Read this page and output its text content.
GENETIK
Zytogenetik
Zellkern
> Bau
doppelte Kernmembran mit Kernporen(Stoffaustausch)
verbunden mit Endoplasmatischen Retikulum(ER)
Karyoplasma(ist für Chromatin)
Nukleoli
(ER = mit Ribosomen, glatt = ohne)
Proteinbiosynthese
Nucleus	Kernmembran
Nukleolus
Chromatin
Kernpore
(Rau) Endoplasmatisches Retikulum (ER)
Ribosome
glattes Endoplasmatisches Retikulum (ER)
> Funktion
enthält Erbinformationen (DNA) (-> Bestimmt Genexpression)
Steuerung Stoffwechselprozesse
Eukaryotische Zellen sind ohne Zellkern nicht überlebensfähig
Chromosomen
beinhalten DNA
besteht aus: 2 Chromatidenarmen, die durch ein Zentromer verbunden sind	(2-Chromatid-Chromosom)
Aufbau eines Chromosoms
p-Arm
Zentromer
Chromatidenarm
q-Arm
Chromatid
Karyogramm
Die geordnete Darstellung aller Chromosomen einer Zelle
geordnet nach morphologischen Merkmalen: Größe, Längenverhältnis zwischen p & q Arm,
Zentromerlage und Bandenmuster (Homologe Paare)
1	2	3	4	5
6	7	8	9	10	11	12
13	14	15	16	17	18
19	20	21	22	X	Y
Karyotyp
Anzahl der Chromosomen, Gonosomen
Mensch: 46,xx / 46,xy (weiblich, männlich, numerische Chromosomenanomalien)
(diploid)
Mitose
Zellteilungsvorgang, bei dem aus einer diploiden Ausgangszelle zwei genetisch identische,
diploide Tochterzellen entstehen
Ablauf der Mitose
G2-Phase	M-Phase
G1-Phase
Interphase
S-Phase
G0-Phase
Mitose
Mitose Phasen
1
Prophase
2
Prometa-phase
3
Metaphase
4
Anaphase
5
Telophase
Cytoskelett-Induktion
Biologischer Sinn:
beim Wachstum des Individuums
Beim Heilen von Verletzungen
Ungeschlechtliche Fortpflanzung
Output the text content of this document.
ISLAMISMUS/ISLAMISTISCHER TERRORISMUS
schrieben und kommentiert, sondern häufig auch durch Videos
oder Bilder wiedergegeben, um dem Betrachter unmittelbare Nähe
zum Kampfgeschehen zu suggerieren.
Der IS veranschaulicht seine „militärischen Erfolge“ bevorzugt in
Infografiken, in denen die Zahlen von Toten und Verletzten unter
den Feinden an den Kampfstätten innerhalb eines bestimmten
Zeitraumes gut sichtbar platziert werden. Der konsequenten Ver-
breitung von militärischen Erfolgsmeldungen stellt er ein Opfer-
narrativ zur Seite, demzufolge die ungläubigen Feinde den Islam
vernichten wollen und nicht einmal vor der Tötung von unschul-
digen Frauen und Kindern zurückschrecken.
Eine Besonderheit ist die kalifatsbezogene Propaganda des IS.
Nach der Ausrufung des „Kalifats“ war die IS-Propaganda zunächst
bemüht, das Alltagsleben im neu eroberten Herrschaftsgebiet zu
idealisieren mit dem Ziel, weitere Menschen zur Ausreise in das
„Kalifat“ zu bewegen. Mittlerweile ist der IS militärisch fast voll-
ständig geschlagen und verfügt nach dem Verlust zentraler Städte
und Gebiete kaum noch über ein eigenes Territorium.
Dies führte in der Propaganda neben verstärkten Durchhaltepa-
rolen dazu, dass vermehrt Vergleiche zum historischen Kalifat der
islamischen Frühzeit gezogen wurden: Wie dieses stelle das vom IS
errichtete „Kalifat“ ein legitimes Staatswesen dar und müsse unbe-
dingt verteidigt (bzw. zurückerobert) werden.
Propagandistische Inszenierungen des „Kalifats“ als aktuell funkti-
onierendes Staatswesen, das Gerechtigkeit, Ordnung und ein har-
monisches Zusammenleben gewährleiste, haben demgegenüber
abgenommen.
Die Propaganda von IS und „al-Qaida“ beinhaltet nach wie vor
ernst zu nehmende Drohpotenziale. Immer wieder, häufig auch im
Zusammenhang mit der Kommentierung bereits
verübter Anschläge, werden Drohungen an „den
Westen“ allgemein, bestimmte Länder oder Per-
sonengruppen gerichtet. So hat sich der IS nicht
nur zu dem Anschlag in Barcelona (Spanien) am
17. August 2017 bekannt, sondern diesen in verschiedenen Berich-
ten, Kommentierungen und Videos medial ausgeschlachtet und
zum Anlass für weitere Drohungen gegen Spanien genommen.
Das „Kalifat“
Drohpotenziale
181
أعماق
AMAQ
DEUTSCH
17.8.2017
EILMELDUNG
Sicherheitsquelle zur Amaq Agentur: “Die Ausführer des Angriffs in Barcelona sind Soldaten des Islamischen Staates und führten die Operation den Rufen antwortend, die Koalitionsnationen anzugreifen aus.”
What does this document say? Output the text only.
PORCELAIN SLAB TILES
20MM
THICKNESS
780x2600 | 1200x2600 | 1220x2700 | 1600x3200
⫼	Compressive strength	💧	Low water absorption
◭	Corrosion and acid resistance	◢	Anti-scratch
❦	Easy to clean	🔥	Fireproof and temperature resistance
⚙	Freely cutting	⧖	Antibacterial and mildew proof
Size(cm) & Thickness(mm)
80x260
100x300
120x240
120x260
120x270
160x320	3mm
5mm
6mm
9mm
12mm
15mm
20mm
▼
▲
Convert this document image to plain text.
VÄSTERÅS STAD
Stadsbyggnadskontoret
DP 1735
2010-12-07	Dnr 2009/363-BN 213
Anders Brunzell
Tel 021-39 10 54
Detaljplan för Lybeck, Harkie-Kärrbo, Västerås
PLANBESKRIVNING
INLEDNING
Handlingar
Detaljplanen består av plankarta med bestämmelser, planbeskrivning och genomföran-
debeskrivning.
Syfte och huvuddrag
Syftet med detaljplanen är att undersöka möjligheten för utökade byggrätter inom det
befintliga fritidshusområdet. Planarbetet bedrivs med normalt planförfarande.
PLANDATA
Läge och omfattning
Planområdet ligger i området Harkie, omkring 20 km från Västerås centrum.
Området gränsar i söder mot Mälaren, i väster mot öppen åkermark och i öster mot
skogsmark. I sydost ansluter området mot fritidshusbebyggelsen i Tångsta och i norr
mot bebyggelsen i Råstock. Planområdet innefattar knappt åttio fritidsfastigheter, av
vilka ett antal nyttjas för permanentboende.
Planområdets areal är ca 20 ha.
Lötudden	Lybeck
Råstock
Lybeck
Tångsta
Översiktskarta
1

What you need to do -
Without omitting anything, output the data verbatim.

Expected answer -
Read this page and output its text content.
GENETIK
Zytogenetik
Zellkern
> Bau
doppelte Kernmembran mit Kernporen(Stoffaustausch)
verbunden mit Endoplasmatischen Retikulum(ER)
Karyoplasma(ist für Chromatin)
Nukleoli
(ER = mit Ribosomen, glatt = ohne)
Proteinbiosynthese
Nucleus	Kernmembran
Nukleolus
Chromatin
Kernpore
(Rau) Endoplasmatisches Retikulum (ER)
Ribosome
glattes Endoplasmatisches Retikulum (ER)
> Funktion
enthält Erbinformationen (DNA) (-> Bestimmt Genexpression)
Steuerung Stoffwechselprozesse
Eukaryotische Zellen sind ohne Zellkern nicht überlebensfähig
Chromosomen
beinhalten DNA
besteht aus: 2 Chromatidenarmen, die durch ein Zentromer verbunden sind	(2-Chromatid-Chromosom)
Aufbau eines Chromosoms
p-Arm
Zentromer
Chromatidenarm
q-Arm
Chromatid
Karyogramm
Die geordnete Darstellung aller Chromosomen einer Zelle
geordnet nach morphologischen Merkmalen: Größe, Längenverhältnis zwischen p & q Arm,
Zentromerlage und Bandenmuster (Homologe Paare)
1	2	3	4	5
6	7	8	9	10	11	12
13	14	15	16	17	18
19	20	21	22	X	Y
Karyotyp
Anzahl der Chromosomen, Gonosomen
Mensch: 46,xx / 46,xy (weiblich, männlich, numerische Chromosomenanomalien)
(diploid)
Mitose
Zellteilungsvorgang, bei dem aus einer diploiden Ausgangszelle zwei genetisch identische,
diploide Tochterzellen entstehen
Ablauf der Mitose
G2-Phase	M-Phase
G1-Phase
Interphase
S-Phase
G0-Phase
Mitose
Mitose Phasen
1
Prophase
2
Prometa-phase
3
Metaphase
4
Anaphase
5
Telophase
Cytoskelett-Induktion
Biologischer Sinn:
beim Wachstum des Individuums
Beim Heilen von Verletzungen
Ungeschlechtliche Fortpflanzung
Output the text content of this document.
ISLAMISMUS/ISLAMISTISCHER TERRORISMUS
schrieben und kommentiert, sondern häufig auch durch Videos
oder Bilder wiedergegeben, um dem Betrachter unmittelbare Nähe
zum Kampfgeschehen zu suggerieren.
Der IS veranschaulicht seine „militärischen Erfolge“ bevorzugt in
Infografiken, in denen die Zahlen von Toten und Verletzten unter
den Feinden an den Kampfstätten innerhalb eines bestimmten
Zeitraumes gut sichtbar platziert werden. Der konsequenten Ver-
breitung von militärischen Erfolgsmeldungen stellt er ein Opfer-
narrativ zur Seite, demzufolge die ungläubigen Feinde den Islam
vernichten wollen und nicht einmal vor der Tötung von unschul-
digen Frauen und Kindern zurückschrecken.
Eine Besonderheit ist die kalifatsbezogene Propaganda des IS.
Nach der Ausrufung des „Kalifats“ war die IS-Propaganda zunächst
bemüht, das Alltagsleben im neu eroberten Herrschaftsgebiet zu
idealisieren mit dem Ziel, weitere Menschen zur Ausreise in das
„Kalifat“ zu bewegen. Mittlerweile ist der IS militärisch fast voll-
ständig geschlagen und verfügt nach dem Verlust zentraler Städte
und Gebiete kaum noch über ein eigenes Territorium.
Dies führte in der Propaganda neben verstärkten Durchhaltepa-
rolen dazu, dass vermehrt Vergleiche zum historischen Kalifat der
islamischen Frühzeit gezogen wurden: Wie dieses stelle das vom IS
errichtete „Kalifat“ ein legitimes Staatswesen dar und müsse unbe-
dingt verteidigt (bzw. zurückerobert) werden.
Propagandistische Inszenierungen des „Kalifats“ als aktuell funkti-
onierendes Staatswesen, das Gerechtigkeit, Ordnung und ein har-
monisches Zusammenleben gewährleiste, haben demgegenüber
abgenommen.
Die Propaganda von IS und „al-Qaida“ beinhaltet nach wie vor
ernst zu nehmende Drohpotenziale. Immer wieder, häufig auch im
Zusammenhang mit der Kommentierung bereits
verübter Anschläge, werden Drohungen an „den
Westen“ allgemein, bestimmte Länder oder Per-
sonengruppen gerichtet. So hat sich der IS nicht
nur zu dem Anschlag in Barcelona (Spanien) am
17. August 2017 bekannt, sondern diesen in verschiedenen Berich-
ten, Kommentierungen und Videos medial ausgeschlachtet und
zum Anlass für weitere Drohungen gegen Spanien genommen.
Das „Kalifat“
Drohpotenziale
181
أعماق
AMAQ
DEUTSCH
17.8.2017
EILMELDUNG
Sicherheitsquelle zur Amaq Agentur: “Die Ausführer des Angriffs in Barcelona sind Soldaten des Islamischen Staates und führten die Operation den Rufen antwortend, die Koalitionsnationen anzugreifen aus.”
What does this document say? Output the text only.
PORCELAIN SLAB TILES
20MM
THICKNESS
780x2600 | 1200x2600 | 1220x2700 | 1600x3200
⫼	Compressive strength	💧	Low water absorption
◭	Corrosion and acid resistance	◢	Anti-scratch
❦	Easy to clean	🔥	Fireproof and temperature resistance
⚙	Freely cutting	⧖	Antibacterial and mildew proof
Size(cm) & Thickness(mm)
80x260
100x300
120x240
120x260
120x270
160x320	3mm
5mm
6mm
9mm
12mm
15mm
20mm
▼
▲
Convert this document image to plain text.
VÄSTERÅS STAD
Stadsbyggnadskontoret
DP 1735
2010-12-07	Dnr 2009/363-BN 213
Anders Brunzell
Tel 021-39 10 54
Detaljplan för Lybeck, Harkie-Kärrbo, Västerås
PLANBESKRIVNING
INLEDNING
Handlingar
Detaljplanen består av plankarta med bestämmelser, planbeskrivning och genomföran-
debeskrivning.
Syfte och huvuddrag
Syftet med detaljplanen är att undersöka möjligheten för utökade byggrätter inom det
befintliga fritidshusområdet. Planarbetet bedrivs med normalt planförfarande.
PLANDATA
Läge och omfattning
Planområdet ligger i området Harkie, omkring 20 km från Västerås centrum.
Området gränsar i söder mot Mälaren, i väster mot öppen åkermark och i öster mot
skogsmark. I sydost ansluter området mot fritidshusbebyggelsen i Tångsta och i norr
mot bebyggelsen i Råstock. Planområdet innefattar knappt åttio fritidsfastigheter, av
vilka ett antal nyttjas för permanentboende.
Planområdets areal är ca 20 ha.
Lötudden	Lybeck
Råstock
Lybeck
Tångsta
Översiktskarta
1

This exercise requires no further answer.